§ PROBLEM DESCRIPTION
For each line of the data below that holds "الخارجية", copy the line.

§ RECORDS FOR THE EXERCISE
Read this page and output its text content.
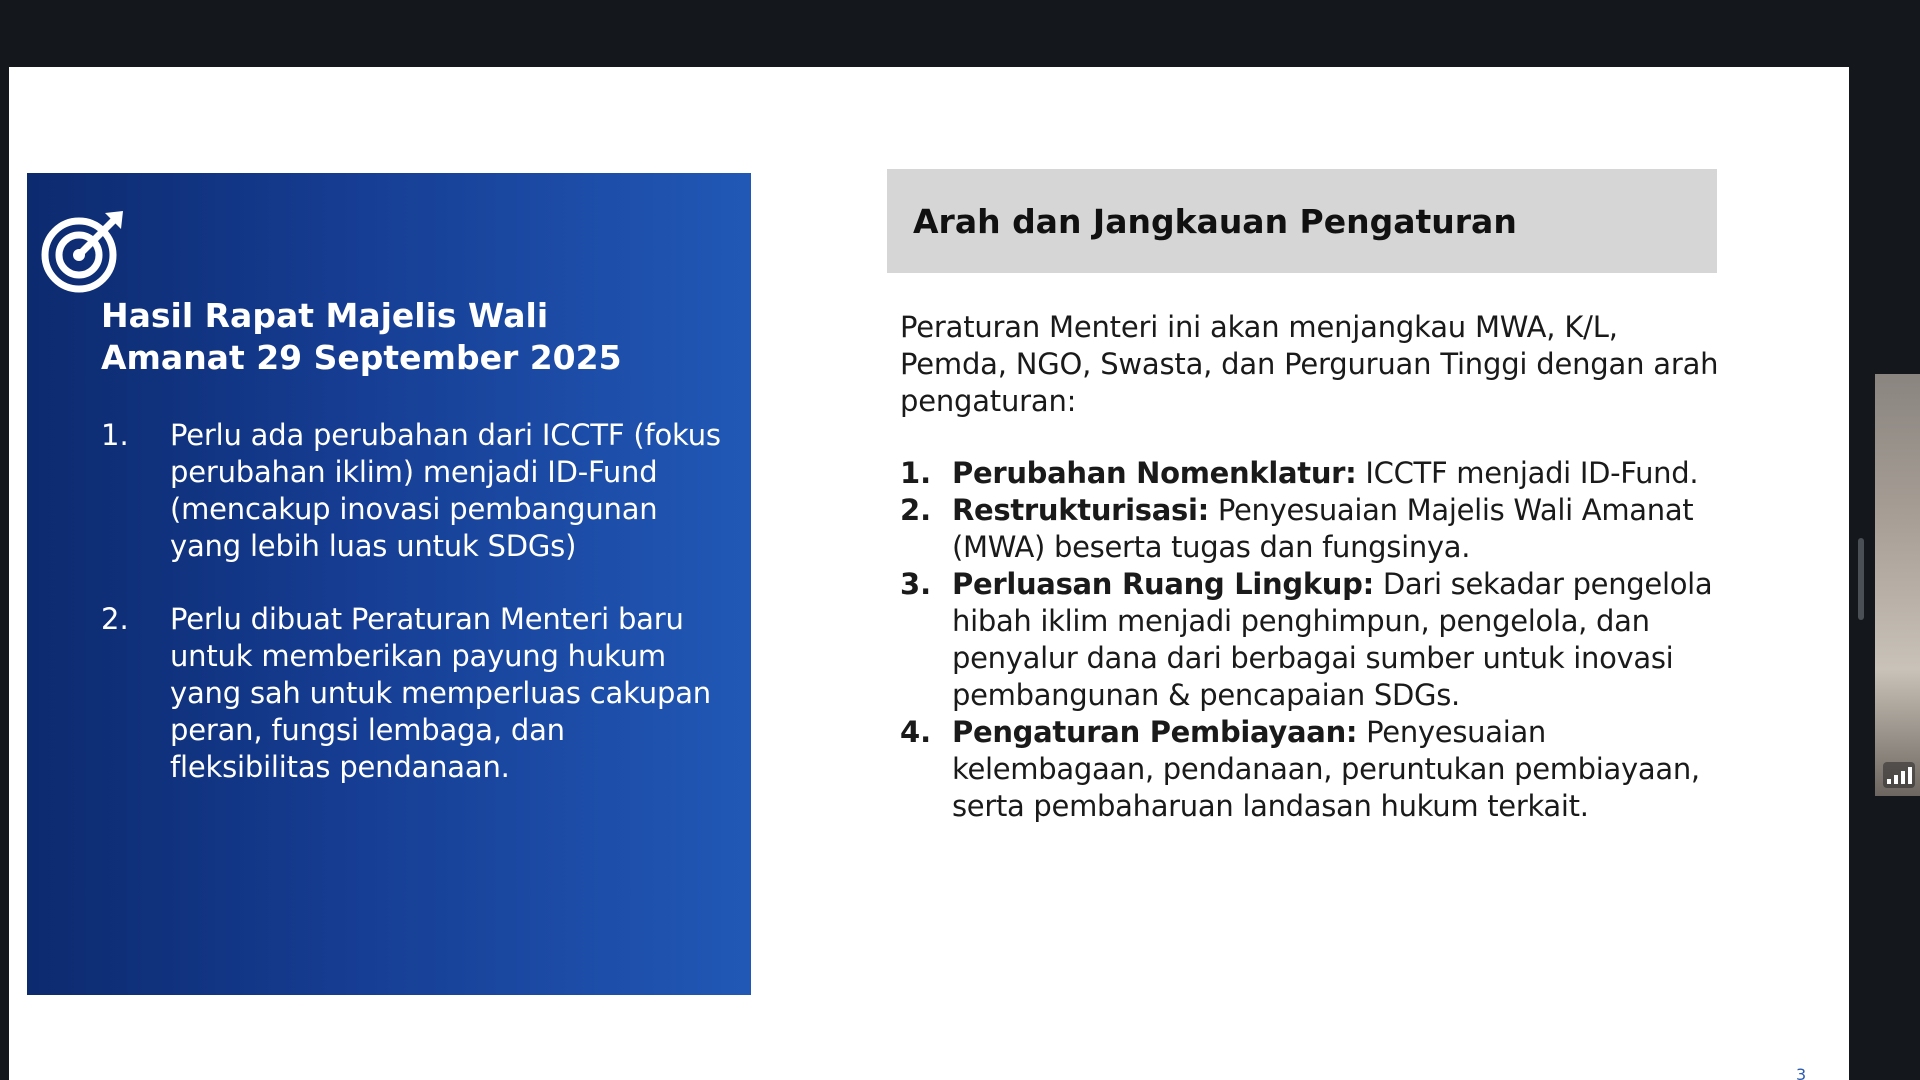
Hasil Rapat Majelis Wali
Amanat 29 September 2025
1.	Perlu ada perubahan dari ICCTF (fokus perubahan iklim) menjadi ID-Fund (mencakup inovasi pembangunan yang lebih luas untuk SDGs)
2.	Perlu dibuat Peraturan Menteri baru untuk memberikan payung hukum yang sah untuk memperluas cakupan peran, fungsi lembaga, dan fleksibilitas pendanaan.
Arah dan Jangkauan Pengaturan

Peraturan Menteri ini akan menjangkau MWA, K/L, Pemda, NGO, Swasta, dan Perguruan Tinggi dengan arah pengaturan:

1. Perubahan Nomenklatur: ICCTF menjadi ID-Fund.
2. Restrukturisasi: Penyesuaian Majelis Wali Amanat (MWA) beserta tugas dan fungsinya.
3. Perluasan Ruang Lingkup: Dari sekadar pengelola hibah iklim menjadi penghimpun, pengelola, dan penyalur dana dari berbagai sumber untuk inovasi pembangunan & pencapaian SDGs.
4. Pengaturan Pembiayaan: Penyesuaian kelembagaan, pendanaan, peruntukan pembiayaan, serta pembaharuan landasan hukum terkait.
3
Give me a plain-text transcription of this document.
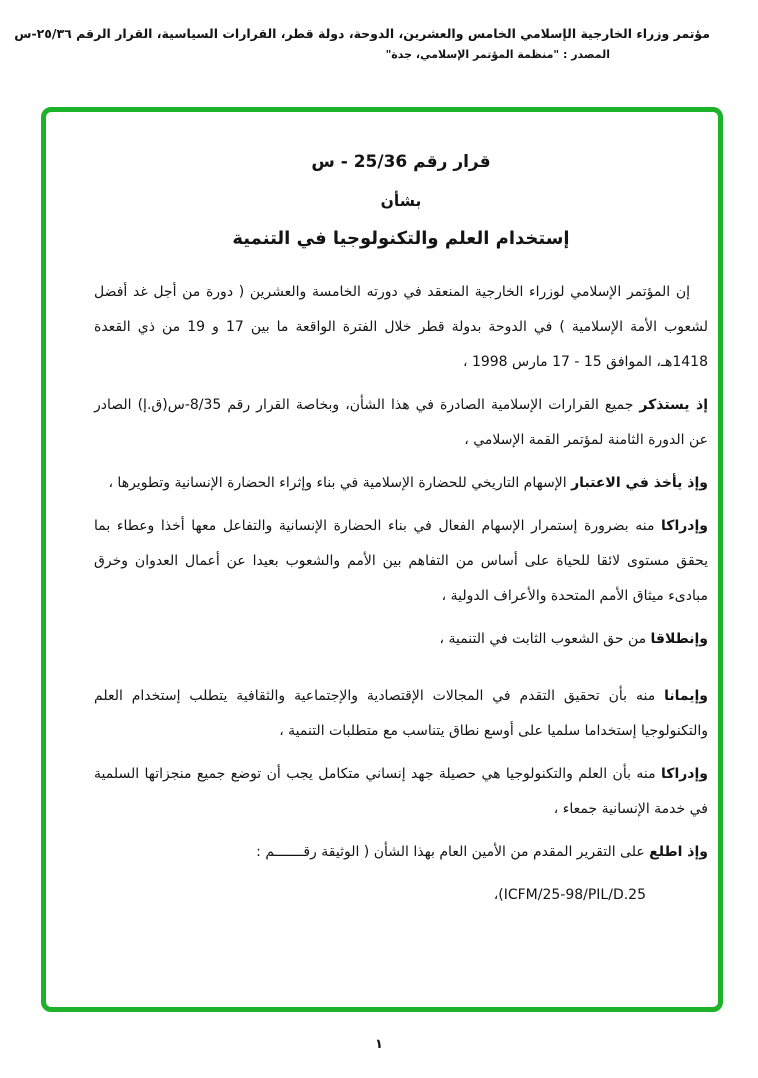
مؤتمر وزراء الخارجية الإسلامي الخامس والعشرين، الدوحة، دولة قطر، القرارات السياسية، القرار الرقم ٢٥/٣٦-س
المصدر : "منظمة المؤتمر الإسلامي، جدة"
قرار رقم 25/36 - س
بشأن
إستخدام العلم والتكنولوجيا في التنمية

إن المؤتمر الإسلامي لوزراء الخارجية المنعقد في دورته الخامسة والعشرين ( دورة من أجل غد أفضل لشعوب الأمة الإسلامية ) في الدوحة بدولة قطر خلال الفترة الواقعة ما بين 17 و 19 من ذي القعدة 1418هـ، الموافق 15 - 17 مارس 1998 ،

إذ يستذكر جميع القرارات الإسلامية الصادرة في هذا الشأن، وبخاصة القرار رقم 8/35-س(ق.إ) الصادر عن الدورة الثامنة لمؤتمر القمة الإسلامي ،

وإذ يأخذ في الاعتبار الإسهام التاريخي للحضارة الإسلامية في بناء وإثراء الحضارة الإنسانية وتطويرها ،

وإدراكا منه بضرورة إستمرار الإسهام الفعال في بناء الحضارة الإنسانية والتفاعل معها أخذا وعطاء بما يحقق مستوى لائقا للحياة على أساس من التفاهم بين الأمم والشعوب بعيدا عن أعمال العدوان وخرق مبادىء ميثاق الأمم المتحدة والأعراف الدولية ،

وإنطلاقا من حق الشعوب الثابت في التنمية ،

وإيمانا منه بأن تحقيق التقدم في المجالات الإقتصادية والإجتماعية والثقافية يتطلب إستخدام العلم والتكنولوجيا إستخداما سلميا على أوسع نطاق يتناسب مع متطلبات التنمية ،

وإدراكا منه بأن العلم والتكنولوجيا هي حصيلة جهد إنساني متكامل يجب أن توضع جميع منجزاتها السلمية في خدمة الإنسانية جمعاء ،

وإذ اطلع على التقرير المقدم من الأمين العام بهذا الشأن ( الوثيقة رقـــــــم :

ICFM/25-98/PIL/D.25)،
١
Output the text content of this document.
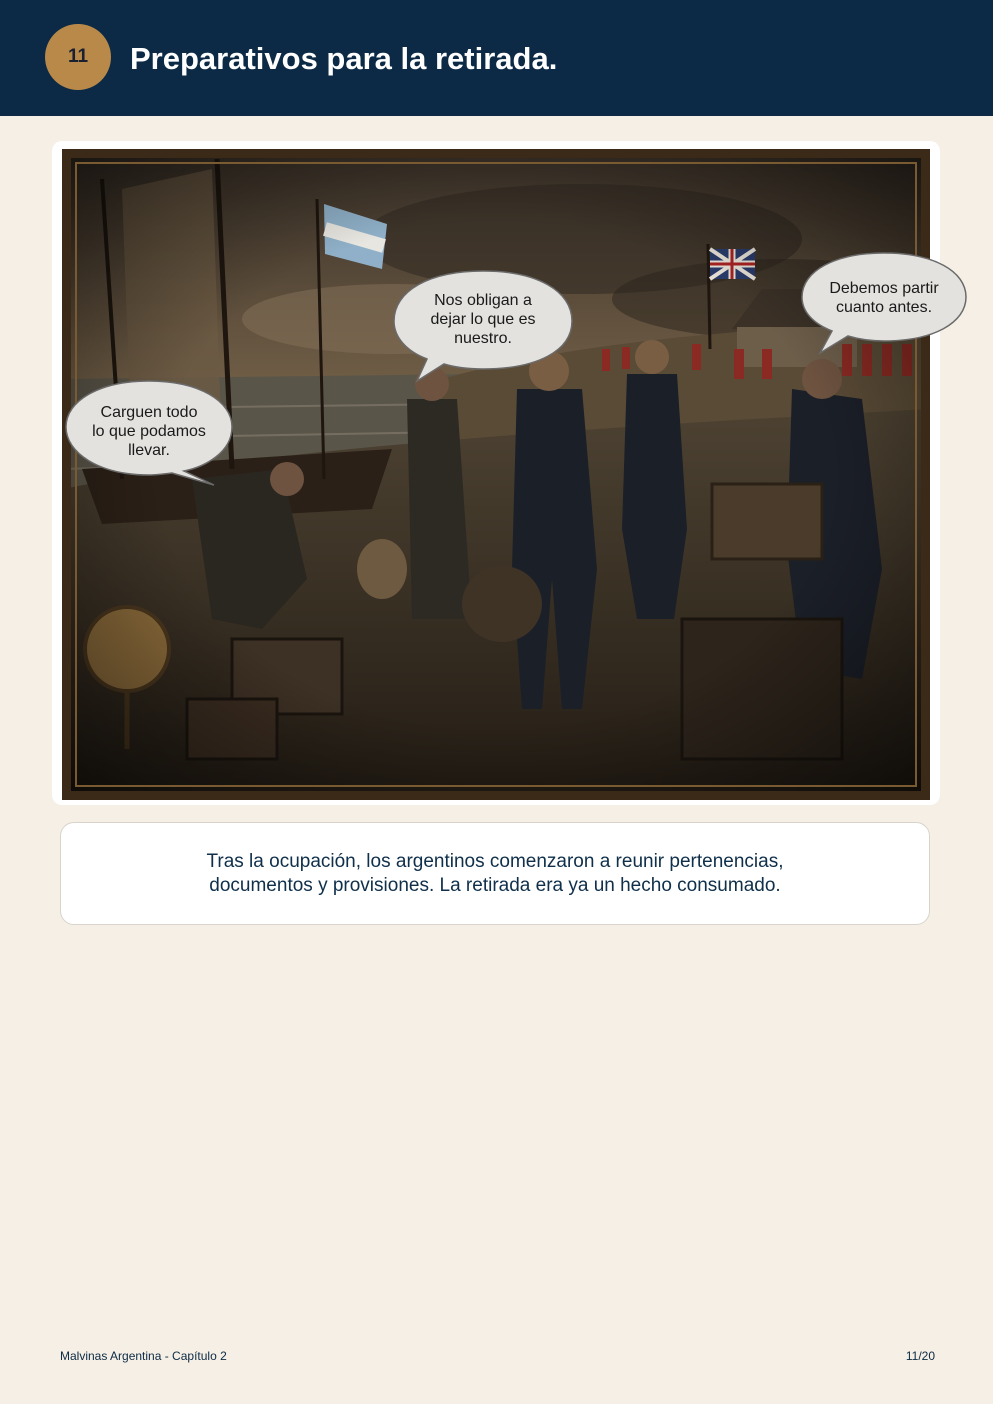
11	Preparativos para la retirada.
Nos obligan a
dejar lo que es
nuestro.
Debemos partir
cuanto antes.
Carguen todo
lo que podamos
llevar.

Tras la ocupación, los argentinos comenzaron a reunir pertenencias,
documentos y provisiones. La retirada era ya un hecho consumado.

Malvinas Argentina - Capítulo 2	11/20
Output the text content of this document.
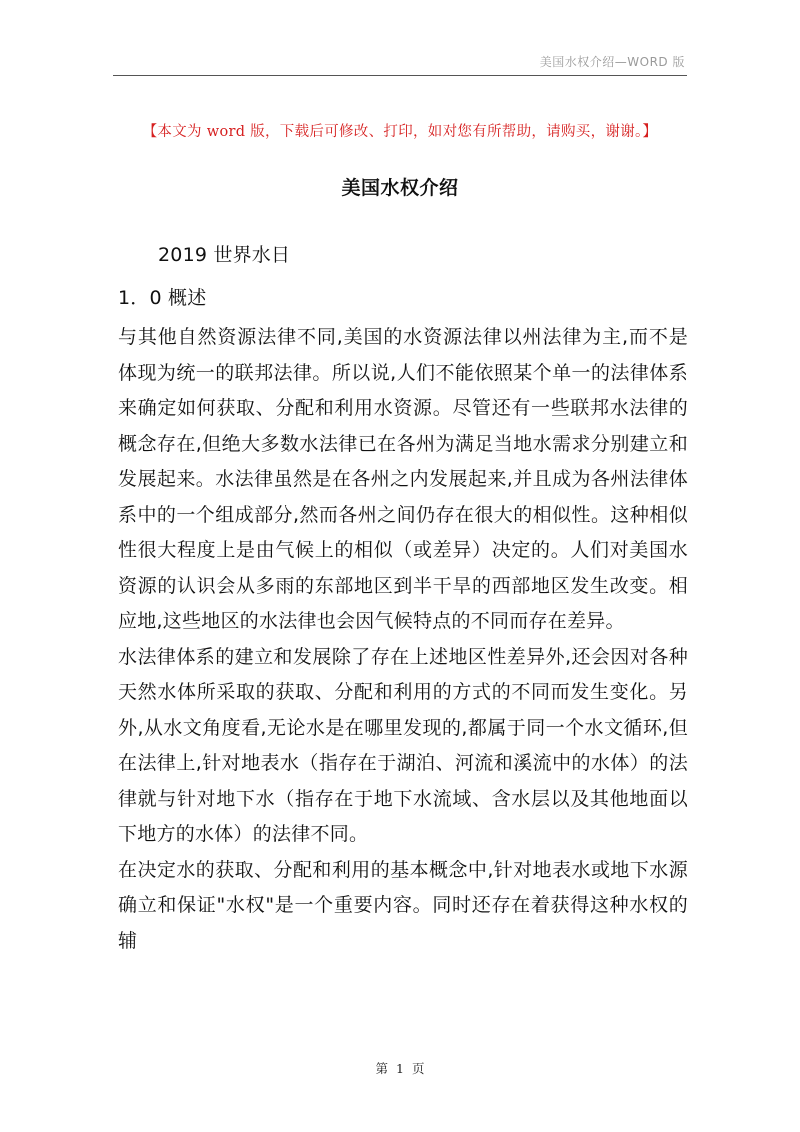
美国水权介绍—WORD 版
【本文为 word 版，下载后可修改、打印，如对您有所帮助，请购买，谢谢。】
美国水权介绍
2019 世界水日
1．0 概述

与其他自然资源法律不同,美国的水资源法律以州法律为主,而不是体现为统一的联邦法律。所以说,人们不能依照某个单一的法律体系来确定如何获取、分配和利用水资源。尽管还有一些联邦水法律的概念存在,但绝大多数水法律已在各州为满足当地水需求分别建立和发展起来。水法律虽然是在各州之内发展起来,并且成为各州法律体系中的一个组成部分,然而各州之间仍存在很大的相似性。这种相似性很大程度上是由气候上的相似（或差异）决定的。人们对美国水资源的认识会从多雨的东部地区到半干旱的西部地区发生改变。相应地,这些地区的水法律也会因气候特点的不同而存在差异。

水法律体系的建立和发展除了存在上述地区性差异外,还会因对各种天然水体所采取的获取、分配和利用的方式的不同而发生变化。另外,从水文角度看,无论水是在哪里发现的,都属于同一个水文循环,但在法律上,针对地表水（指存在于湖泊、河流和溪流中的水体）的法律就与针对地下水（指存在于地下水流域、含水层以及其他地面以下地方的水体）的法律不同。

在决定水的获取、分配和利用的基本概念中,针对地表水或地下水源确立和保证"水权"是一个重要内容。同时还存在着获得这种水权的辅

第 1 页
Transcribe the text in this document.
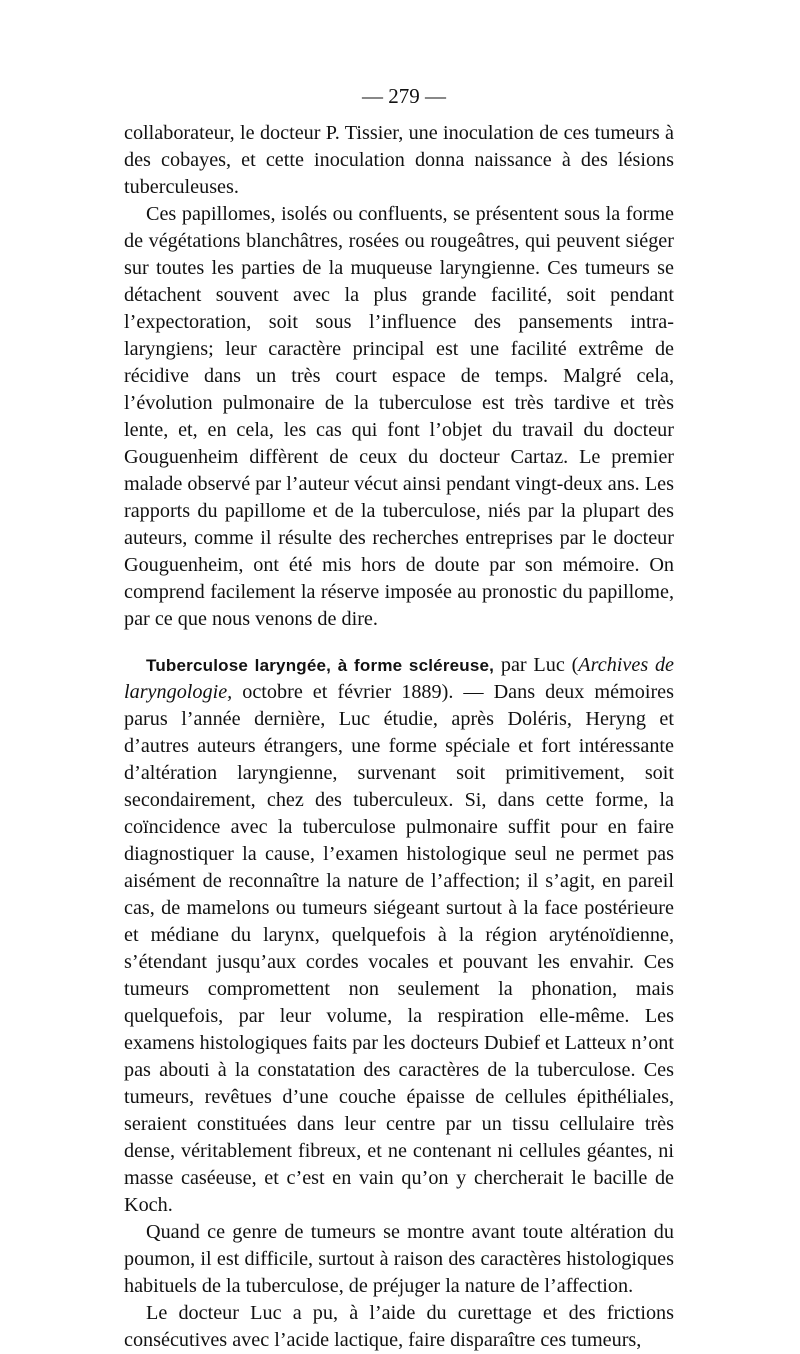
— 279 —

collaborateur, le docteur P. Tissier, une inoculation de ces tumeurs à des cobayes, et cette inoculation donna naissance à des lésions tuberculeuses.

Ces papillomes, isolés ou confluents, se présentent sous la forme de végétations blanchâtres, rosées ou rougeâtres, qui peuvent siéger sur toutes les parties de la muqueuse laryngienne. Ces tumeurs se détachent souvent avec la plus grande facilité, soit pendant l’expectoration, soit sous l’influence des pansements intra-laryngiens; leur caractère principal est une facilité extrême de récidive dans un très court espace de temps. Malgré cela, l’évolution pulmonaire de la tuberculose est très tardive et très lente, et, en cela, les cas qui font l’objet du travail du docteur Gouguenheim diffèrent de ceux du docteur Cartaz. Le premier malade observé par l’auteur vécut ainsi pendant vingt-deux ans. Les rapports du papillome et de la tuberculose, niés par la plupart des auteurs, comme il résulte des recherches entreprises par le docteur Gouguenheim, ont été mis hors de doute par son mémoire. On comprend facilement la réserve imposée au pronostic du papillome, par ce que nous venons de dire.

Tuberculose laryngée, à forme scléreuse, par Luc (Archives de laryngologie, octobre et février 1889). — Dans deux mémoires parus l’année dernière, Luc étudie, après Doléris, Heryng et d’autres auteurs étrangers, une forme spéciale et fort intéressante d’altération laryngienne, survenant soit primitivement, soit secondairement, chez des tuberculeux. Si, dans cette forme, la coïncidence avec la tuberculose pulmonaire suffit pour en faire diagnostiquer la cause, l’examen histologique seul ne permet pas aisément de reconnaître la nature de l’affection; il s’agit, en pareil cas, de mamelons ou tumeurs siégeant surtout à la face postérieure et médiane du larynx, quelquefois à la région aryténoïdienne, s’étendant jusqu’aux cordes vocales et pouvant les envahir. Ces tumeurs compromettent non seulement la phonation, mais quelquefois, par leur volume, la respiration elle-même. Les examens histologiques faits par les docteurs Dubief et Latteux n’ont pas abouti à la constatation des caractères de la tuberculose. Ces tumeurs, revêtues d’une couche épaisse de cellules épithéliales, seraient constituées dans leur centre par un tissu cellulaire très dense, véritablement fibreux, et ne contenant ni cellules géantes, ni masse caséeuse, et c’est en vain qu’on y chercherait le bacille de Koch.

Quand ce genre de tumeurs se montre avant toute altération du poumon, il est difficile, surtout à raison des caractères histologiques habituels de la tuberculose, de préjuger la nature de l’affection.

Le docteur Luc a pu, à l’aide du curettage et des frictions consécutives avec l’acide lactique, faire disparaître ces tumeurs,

§ WRITTEN REPLY
مؤتمر وزراء الخارجية الإسلامي الخامس والعشرين، الدوحة، دولة قطر، القرارات السياسية، القرار الرقم ٢٥/٣٦-س
إن المؤتمر الإسلامي لوزراء الخارجية المنعقد في دورته الخامسة والعشرين ( دورة من أجل غد أفضل لشعوب الأمة الإسلامية ) في الدوحة بدولة قطر خلال الفترة الواقعة ما بين 17 و 19 من ذي القعدة 1418هـ، الموافق 15 - 17 مارس 1998 ،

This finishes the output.